▶ [WORK TO COMPLETE]
Reply with the count of lines holding "userText", nothing more.

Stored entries
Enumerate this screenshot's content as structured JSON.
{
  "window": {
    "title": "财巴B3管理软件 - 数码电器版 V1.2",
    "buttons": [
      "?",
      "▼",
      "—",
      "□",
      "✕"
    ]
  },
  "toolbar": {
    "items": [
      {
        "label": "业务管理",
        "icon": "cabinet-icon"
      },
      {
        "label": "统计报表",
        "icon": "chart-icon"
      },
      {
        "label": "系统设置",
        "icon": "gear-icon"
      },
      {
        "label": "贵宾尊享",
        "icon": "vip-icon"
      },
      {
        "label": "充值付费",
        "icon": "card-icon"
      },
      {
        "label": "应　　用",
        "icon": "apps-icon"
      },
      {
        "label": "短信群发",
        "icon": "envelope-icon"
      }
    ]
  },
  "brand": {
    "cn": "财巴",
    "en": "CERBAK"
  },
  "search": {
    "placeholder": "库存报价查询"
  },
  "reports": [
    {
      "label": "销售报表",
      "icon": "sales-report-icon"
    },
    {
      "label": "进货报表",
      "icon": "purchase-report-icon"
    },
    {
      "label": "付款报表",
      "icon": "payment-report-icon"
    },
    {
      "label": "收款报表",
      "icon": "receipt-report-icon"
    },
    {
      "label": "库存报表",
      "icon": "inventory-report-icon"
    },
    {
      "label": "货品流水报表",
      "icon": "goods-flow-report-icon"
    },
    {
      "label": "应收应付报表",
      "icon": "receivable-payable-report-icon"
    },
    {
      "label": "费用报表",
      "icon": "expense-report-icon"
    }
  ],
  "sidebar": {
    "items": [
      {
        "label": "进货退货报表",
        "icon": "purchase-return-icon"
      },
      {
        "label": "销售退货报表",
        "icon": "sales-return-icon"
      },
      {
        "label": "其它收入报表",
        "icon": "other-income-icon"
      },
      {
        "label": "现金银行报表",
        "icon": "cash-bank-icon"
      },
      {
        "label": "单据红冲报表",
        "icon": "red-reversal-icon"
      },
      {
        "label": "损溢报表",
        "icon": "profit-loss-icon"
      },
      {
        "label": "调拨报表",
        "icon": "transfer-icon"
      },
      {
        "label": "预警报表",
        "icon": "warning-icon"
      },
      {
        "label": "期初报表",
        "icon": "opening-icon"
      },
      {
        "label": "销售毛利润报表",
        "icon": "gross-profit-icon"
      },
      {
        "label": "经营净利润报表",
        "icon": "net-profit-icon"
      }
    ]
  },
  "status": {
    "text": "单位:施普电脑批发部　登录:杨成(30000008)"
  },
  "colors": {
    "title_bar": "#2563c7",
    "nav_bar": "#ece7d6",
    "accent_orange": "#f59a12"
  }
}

---

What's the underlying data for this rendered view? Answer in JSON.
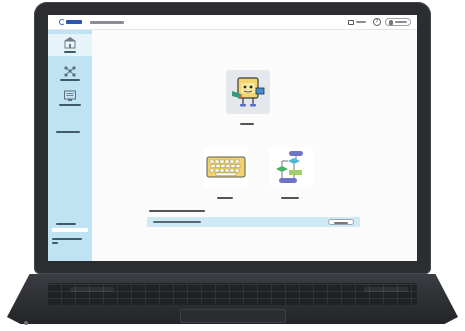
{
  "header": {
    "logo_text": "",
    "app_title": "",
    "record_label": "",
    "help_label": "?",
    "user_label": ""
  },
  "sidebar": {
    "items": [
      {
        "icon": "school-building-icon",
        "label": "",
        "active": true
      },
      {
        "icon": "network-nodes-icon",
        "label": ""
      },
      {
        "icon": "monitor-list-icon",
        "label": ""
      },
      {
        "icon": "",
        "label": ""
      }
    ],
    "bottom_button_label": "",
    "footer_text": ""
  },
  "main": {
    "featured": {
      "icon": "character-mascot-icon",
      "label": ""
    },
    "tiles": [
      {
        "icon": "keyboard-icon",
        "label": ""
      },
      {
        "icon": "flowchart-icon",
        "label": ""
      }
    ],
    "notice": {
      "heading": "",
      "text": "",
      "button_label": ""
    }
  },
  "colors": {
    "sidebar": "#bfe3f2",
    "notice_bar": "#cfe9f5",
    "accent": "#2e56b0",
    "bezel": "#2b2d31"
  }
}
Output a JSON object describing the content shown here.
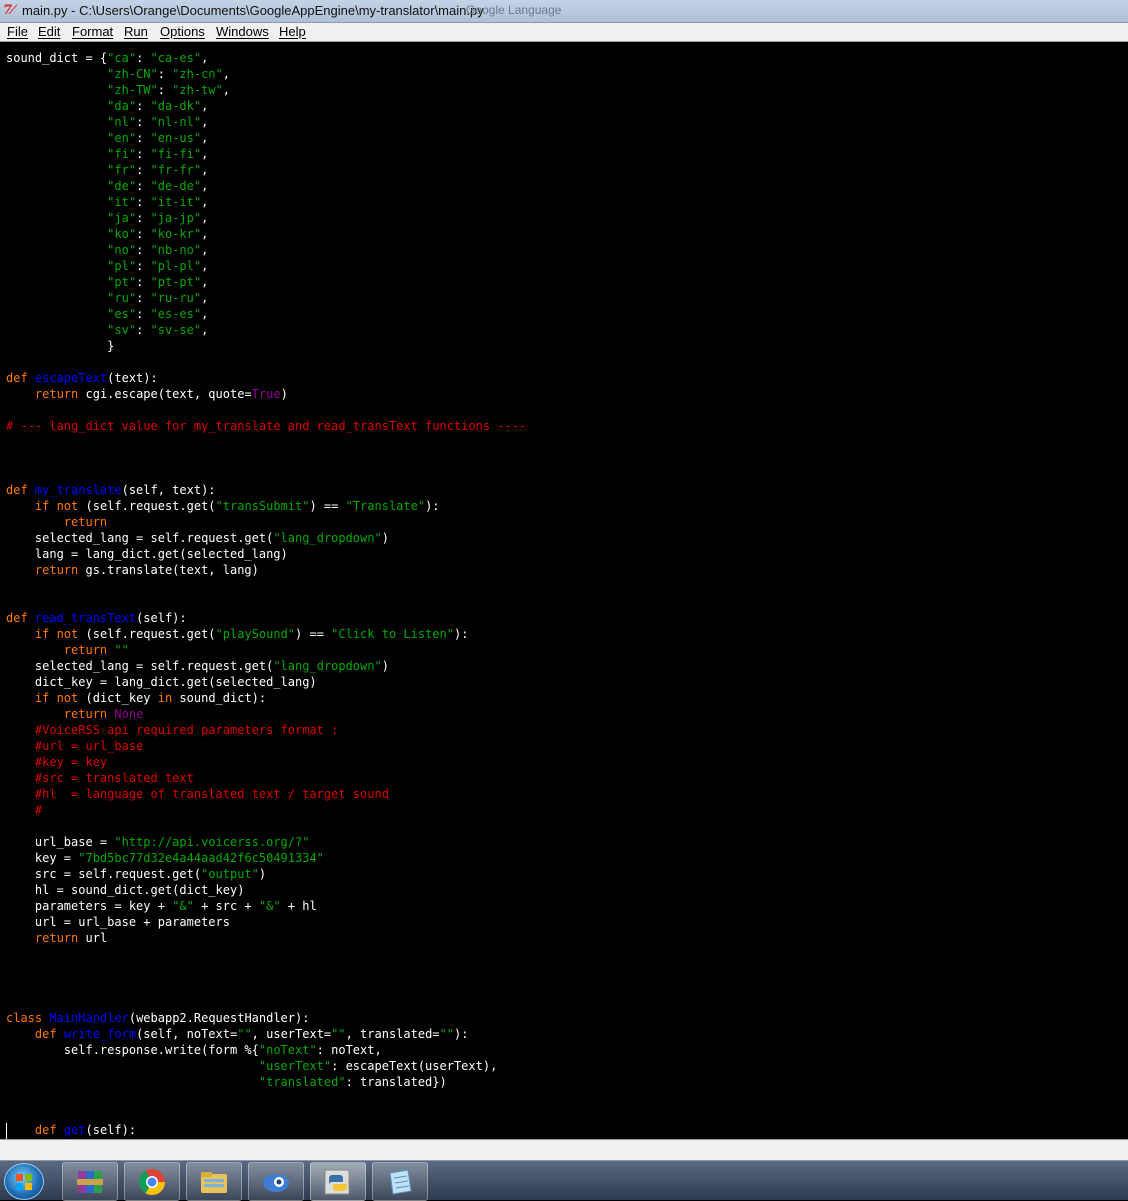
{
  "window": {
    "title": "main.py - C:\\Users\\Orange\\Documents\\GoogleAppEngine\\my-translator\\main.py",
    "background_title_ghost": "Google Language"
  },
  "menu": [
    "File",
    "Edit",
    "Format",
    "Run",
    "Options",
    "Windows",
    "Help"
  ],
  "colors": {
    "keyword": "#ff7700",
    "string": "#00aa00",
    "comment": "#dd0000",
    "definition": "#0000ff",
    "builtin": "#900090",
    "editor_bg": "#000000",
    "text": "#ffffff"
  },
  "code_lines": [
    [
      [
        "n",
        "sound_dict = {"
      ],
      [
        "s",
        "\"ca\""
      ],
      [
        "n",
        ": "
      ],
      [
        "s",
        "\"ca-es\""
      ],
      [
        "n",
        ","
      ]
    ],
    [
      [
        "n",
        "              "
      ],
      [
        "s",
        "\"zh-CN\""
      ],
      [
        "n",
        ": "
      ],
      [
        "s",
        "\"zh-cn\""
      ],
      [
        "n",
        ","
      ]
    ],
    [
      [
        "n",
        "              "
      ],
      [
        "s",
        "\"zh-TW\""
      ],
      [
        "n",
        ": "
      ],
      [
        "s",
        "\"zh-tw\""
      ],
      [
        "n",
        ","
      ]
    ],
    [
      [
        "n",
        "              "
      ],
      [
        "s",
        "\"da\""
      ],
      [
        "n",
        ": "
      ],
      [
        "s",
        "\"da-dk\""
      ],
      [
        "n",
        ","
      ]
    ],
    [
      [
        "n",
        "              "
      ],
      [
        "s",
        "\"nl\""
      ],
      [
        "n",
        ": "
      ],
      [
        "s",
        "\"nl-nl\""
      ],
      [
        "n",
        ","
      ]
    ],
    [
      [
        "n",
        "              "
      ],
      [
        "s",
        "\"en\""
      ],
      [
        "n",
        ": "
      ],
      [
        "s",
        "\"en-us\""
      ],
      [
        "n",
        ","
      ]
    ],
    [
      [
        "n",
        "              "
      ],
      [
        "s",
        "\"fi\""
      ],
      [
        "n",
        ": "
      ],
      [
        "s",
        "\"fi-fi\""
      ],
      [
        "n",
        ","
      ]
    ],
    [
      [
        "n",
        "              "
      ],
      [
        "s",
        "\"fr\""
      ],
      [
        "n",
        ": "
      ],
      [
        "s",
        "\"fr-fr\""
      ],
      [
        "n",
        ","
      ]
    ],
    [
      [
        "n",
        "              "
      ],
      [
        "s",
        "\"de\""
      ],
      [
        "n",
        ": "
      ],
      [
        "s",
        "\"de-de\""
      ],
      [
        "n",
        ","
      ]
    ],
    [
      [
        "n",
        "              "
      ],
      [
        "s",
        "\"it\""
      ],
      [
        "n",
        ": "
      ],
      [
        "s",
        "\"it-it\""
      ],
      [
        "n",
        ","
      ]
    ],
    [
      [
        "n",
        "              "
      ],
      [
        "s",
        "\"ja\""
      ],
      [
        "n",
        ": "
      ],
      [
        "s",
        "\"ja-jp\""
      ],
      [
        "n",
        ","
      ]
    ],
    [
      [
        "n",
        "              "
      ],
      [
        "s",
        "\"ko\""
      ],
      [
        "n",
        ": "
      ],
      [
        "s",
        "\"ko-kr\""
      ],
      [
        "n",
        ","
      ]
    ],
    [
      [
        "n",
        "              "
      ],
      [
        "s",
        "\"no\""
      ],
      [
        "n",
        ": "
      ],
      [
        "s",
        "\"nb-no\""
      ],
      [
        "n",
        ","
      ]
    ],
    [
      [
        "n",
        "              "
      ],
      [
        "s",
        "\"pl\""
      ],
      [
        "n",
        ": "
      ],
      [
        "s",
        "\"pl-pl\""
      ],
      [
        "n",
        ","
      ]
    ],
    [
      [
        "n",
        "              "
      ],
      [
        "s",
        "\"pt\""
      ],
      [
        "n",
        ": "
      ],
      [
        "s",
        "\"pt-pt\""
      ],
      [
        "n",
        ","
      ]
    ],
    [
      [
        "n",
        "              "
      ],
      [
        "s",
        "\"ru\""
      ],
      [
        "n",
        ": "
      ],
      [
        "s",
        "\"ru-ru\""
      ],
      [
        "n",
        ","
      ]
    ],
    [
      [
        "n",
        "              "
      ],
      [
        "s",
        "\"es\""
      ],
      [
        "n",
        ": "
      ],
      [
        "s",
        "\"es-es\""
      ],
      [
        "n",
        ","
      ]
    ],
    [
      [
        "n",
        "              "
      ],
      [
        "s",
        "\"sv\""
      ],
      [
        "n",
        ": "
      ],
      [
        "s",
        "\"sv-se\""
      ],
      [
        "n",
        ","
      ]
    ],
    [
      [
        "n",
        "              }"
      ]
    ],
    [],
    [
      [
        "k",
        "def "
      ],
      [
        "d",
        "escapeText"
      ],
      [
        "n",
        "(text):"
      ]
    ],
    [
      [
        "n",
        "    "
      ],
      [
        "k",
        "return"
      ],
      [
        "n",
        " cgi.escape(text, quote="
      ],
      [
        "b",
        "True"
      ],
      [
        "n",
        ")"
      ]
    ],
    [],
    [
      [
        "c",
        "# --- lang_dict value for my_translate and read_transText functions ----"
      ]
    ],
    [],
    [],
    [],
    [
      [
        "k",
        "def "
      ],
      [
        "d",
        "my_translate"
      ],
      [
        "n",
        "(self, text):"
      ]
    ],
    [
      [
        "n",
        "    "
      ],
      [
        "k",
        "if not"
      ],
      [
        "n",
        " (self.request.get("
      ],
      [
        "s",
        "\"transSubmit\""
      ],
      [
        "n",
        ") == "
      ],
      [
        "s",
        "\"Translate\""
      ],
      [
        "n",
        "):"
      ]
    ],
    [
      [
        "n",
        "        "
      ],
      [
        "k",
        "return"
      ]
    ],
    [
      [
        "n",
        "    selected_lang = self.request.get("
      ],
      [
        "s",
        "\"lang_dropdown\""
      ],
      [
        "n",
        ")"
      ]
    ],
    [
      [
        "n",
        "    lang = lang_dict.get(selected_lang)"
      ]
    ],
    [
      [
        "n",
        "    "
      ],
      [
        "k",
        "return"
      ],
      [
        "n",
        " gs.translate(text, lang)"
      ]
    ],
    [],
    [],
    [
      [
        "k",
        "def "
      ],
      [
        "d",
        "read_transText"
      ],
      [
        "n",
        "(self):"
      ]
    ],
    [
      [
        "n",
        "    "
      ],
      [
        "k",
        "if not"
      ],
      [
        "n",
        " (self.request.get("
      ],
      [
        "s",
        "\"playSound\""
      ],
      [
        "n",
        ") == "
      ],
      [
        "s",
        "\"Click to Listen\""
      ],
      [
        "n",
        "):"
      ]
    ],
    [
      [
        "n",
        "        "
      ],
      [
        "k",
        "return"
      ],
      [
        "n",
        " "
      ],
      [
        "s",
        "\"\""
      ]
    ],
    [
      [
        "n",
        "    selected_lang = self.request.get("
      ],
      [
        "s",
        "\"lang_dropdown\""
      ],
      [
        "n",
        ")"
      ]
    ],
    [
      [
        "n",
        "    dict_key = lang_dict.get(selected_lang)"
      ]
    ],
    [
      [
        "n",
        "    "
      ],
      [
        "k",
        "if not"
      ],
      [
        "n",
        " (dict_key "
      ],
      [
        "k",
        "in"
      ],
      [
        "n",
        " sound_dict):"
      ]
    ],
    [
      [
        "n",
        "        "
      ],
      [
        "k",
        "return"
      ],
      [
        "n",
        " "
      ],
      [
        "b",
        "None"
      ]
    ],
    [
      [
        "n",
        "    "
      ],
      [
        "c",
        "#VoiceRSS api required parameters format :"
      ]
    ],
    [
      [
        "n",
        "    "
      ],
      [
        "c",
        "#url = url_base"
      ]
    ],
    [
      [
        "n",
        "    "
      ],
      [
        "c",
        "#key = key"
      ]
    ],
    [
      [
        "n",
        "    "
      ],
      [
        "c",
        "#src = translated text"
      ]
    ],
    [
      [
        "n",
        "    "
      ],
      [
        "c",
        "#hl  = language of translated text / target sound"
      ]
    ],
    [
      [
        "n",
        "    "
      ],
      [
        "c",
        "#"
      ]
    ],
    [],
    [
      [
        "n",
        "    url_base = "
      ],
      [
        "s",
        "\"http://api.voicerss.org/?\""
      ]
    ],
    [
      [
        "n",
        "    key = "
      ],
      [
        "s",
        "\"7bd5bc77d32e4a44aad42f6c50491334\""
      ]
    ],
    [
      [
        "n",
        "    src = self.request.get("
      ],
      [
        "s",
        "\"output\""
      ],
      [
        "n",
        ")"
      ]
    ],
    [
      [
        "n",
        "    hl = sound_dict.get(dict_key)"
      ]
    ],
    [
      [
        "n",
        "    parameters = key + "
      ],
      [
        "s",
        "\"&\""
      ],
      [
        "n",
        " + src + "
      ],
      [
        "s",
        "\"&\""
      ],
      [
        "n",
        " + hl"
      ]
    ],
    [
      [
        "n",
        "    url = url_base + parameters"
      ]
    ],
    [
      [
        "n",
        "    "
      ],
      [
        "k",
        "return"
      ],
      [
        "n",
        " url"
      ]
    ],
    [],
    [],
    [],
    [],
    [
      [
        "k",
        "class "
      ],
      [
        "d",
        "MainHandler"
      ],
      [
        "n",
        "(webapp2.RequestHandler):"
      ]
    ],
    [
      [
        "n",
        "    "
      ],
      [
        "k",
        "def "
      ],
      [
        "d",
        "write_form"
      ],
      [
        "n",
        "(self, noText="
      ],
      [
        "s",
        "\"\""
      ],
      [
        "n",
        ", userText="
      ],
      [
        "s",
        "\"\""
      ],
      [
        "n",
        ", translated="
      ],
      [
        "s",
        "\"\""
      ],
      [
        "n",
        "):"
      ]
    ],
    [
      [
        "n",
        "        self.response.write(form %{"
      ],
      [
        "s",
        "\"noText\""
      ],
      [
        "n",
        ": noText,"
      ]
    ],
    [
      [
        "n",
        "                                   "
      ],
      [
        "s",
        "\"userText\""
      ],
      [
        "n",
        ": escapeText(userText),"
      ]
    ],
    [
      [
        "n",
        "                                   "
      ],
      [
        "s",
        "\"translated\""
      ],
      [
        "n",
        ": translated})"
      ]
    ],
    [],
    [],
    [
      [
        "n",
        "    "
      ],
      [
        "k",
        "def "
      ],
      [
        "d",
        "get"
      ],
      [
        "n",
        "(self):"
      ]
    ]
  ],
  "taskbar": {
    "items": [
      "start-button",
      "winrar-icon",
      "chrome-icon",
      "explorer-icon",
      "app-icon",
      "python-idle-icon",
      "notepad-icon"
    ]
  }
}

▶ [FINISHED TASK]
3